Set down, word for word, the stretch of lines from the one containing "What data populates" to the end of the records below.

-- start --

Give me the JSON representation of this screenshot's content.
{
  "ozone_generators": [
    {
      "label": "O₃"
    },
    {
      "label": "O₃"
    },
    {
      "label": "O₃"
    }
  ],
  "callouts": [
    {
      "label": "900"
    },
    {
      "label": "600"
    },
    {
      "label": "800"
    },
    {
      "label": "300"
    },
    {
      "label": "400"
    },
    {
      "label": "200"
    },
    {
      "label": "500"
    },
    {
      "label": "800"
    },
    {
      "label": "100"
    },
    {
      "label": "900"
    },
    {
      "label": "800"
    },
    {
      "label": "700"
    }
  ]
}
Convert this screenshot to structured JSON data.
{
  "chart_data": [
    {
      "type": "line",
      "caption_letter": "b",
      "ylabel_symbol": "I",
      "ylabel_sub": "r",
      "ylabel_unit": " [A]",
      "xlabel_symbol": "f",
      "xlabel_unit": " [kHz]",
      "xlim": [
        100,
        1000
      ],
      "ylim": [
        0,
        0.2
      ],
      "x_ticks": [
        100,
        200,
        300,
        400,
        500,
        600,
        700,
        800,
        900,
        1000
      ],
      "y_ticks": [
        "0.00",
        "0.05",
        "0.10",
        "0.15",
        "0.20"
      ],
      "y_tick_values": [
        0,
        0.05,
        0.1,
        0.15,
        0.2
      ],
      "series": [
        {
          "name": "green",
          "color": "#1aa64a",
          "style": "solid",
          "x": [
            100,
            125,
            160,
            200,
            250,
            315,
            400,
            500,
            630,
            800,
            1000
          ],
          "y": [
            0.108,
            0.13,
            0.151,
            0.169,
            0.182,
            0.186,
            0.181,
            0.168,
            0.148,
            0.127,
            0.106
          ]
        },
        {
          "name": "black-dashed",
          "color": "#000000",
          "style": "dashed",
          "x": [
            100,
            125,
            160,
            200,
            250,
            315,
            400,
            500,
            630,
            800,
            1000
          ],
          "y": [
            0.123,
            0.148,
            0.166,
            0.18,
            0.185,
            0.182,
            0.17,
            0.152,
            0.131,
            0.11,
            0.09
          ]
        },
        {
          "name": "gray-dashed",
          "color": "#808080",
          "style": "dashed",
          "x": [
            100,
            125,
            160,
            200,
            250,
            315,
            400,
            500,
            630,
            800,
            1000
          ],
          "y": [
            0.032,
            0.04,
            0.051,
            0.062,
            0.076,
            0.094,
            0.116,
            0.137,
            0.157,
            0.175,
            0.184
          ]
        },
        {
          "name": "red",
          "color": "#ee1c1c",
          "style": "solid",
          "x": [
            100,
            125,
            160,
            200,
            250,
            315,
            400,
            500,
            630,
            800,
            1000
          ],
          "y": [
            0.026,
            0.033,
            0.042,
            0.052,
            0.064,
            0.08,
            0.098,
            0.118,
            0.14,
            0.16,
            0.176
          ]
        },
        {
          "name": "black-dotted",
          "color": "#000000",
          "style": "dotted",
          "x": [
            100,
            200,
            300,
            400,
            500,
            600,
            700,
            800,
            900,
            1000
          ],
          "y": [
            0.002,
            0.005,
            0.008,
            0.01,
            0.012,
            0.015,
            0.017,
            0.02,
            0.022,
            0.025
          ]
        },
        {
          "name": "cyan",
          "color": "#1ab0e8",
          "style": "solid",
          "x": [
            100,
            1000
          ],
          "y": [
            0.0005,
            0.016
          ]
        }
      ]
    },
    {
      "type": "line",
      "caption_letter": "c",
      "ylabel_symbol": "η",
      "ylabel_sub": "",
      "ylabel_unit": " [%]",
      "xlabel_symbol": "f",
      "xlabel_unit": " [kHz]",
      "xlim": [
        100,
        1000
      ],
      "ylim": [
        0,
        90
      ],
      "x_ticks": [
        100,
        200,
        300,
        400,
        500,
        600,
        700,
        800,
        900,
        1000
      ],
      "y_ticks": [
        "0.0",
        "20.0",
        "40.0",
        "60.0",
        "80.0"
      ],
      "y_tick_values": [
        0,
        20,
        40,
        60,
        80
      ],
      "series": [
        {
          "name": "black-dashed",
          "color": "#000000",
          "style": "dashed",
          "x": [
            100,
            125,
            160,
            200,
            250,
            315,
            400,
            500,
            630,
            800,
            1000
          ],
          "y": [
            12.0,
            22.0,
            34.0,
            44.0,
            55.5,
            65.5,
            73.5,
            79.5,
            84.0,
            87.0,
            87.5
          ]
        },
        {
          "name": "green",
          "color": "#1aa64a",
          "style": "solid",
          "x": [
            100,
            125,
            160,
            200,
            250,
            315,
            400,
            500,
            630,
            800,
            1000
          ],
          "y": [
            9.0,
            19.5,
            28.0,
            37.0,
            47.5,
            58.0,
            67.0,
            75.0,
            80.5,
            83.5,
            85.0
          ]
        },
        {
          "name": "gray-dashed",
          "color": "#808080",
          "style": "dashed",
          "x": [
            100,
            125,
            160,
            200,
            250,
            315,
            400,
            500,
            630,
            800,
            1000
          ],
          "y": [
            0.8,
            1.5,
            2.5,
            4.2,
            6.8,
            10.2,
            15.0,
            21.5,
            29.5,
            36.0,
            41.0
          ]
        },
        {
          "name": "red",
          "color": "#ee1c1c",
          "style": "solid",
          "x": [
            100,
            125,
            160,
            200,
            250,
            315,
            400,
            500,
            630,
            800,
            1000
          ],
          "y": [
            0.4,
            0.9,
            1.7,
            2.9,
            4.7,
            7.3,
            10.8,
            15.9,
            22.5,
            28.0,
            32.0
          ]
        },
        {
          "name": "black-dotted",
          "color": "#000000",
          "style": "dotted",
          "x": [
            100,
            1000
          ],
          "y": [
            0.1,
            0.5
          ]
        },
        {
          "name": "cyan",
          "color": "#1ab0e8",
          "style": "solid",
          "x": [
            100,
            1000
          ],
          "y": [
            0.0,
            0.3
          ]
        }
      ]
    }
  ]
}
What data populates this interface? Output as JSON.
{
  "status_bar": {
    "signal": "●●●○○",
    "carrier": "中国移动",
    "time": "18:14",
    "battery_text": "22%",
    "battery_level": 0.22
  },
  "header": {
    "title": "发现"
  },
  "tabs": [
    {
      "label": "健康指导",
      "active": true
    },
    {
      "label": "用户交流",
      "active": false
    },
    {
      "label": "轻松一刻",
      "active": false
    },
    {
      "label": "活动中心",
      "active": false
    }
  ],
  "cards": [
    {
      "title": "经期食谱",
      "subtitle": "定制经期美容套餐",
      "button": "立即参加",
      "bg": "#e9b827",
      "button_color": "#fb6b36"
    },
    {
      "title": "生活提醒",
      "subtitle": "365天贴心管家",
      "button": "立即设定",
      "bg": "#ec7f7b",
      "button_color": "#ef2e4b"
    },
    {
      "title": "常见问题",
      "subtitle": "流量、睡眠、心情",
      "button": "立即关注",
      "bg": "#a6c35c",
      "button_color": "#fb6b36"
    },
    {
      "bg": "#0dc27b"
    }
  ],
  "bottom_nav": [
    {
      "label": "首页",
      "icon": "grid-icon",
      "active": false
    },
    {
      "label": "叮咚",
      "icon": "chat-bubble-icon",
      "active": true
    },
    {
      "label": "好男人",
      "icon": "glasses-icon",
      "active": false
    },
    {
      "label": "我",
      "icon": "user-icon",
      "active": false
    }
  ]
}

-- end --

The output »
What data populates this interface? Output as JSON.
{
  "status_bar": {
    "signal": "●●●○○",
    "carrier": "中国移动",
    "time": "18:14",
    "battery_text": "22%",
    "battery_level": 0.22
  },
  "header": {
    "title": "发现"
  },
  "tabs": [
    {
      "label": "健康指导",
      "active": true
    },
    {
      "label": "用户交流",
      "active": false
    },
    {
      "label": "轻松一刻",
      "active": false
    },
    {
      "label": "活动中心",
      "active": false
    }
  ],
  "cards": [
    {
      "title": "经期食谱",
      "subtitle": "定制经期美容套餐",
      "button": "立即参加",
      "bg": "#e9b827",
      "button_color": "#fb6b36"
    },
    {
      "title": "生活提醒",
      "subtitle": "365天贴心管家",
      "button": "立即设定",
      "bg": "#ec7f7b",
      "button_color": "#ef2e4b"
    },
    {
      "title": "常见问题",
      "subtitle": "流量、睡眠、心情",
      "button": "立即关注",
      "bg": "#a6c35c",
      "button_color": "#fb6b36"
    },
    {
      "bg": "#0dc27b"
    }
  ],
  "bottom_nav": [
    {
      "label": "首页",
      "icon": "grid-icon",
      "active": false
    },
    {
      "label": "叮咚",
      "icon": "chat-bubble-icon",
      "active": true
    },
    {
      "label": "好男人",
      "icon": "glasses-icon",
      "active": false
    },
    {
      "label": "我",
      "icon": "user-icon",
      "active": false
    }
  ]
}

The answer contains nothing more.